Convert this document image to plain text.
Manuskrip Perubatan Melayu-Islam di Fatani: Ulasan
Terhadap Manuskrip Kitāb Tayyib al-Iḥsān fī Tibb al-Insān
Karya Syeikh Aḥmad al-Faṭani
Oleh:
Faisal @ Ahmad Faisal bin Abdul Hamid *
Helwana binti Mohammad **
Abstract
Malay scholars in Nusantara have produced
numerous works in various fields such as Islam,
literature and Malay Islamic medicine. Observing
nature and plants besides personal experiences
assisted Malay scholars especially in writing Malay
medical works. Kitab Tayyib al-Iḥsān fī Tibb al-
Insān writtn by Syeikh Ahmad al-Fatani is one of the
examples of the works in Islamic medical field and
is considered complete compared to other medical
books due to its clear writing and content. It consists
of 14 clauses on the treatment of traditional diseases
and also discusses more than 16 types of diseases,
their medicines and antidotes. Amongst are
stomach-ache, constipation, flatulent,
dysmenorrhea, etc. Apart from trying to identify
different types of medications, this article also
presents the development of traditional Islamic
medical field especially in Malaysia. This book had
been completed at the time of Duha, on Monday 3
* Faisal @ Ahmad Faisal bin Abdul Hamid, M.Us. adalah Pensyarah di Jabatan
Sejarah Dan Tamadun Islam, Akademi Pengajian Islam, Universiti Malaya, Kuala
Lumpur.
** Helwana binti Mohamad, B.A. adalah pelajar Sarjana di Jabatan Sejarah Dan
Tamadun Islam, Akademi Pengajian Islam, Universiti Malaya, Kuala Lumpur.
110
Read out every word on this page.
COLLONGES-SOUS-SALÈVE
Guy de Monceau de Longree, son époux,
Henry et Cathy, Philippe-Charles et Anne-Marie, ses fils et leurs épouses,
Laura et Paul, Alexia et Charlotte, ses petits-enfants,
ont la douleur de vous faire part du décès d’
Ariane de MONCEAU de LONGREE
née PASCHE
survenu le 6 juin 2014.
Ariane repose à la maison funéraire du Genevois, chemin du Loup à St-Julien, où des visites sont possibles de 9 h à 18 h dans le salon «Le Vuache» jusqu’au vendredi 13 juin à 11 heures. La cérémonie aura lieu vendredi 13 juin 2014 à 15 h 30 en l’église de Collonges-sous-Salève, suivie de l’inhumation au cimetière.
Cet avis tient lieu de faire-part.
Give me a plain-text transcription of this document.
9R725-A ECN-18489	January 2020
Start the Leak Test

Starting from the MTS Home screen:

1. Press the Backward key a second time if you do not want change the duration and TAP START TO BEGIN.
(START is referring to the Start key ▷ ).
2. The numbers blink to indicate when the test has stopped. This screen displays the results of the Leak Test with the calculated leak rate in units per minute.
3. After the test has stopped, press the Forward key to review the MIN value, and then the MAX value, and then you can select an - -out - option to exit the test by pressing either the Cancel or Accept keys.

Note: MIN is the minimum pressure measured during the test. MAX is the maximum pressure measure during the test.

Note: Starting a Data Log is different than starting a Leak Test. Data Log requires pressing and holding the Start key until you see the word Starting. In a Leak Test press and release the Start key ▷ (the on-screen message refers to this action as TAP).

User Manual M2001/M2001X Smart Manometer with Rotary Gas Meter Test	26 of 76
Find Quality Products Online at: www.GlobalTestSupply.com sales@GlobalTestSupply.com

# Exercise:
Copy every record above exactly as it appears.

# The output:
Convert this document image to plain text.
Manuskrip Perubatan Melayu-Islam di Fatani: Ulasan
Terhadap Manuskrip Kitāb Tayyib al-Iḥsān fī Tibb al-Insān
Karya Syeikh Aḥmad al-Faṭani
Oleh:
Faisal @ Ahmad Faisal bin Abdul Hamid *
Helwana binti Mohammad **
Abstract
Malay scholars in Nusantara have produced
numerous works in various fields such as Islam,
literature and Malay Islamic medicine. Observing
nature and plants besides personal experiences
assisted Malay scholars especially in writing Malay
medical works. Kitab Tayyib al-Iḥsān fī Tibb al-
Insān writtn by Syeikh Ahmad al-Fatani is one of the
examples of the works in Islamic medical field and
is considered complete compared to other medical
books due to its clear writing and content. It consists
of 14 clauses on the treatment of traditional diseases
and also discusses more than 16 types of diseases,
their medicines and antidotes. Amongst are
stomach-ache, constipation, flatulent,
dysmenorrhea, etc. Apart from trying to identify
different types of medications, this article also
presents the development of traditional Islamic
medical field especially in Malaysia. This book had
been completed at the time of Duha, on Monday 3
* Faisal @ Ahmad Faisal bin Abdul Hamid, M.Us. adalah Pensyarah di Jabatan
Sejarah Dan Tamadun Islam, Akademi Pengajian Islam, Universiti Malaya, Kuala
Lumpur.
** Helwana binti Mohamad, B.A. adalah pelajar Sarjana di Jabatan Sejarah Dan
Tamadun Islam, Akademi Pengajian Islam, Universiti Malaya, Kuala Lumpur.
110
Read out every word on this page.
COLLONGES-SOUS-SALÈVE
Guy de Monceau de Longree, son époux,
Henry et Cathy, Philippe-Charles et Anne-Marie, ses fils et leurs épouses,
Laura et Paul, Alexia et Charlotte, ses petits-enfants,
ont la douleur de vous faire part du décès d’
Ariane de MONCEAU de LONGREE
née PASCHE
survenu le 6 juin 2014.
Ariane repose à la maison funéraire du Genevois, chemin du Loup à St-Julien, où des visites sont possibles de 9 h à 18 h dans le salon «Le Vuache» jusqu’au vendredi 13 juin à 11 heures. La cérémonie aura lieu vendredi 13 juin 2014 à 15 h 30 en l’église de Collonges-sous-Salève, suivie de l’inhumation au cimetière.
Cet avis tient lieu de faire-part.
Give me a plain-text transcription of this document.
9R725-A ECN-18489	January 2020
Start the Leak Test

Starting from the MTS Home screen:

1. Press the Backward key a second time if you do not want change the duration and TAP START TO BEGIN.
(START is referring to the Start key ▷ ).
2. The numbers blink to indicate when the test has stopped. This screen displays the results of the Leak Test with the calculated leak rate in units per minute.
3. After the test has stopped, press the Forward key to review the MIN value, and then the MAX value, and then you can select an - -out - option to exit the test by pressing either the Cancel or Accept keys.

Note: MIN is the minimum pressure measured during the test. MAX is the maximum pressure measure during the test.

Note: Starting a Data Log is different than starting a Leak Test. Data Log requires pressing and holding the Start key until you see the word Starting. In a Leak Test press and release the Start key ▷ (the on-screen message refers to this action as TAP).

User Manual M2001/M2001X Smart Manometer with Rotary Gas Meter Test	26 of 76
Find Quality Products Online at: www.GlobalTestSupply.com sales@GlobalTestSupply.com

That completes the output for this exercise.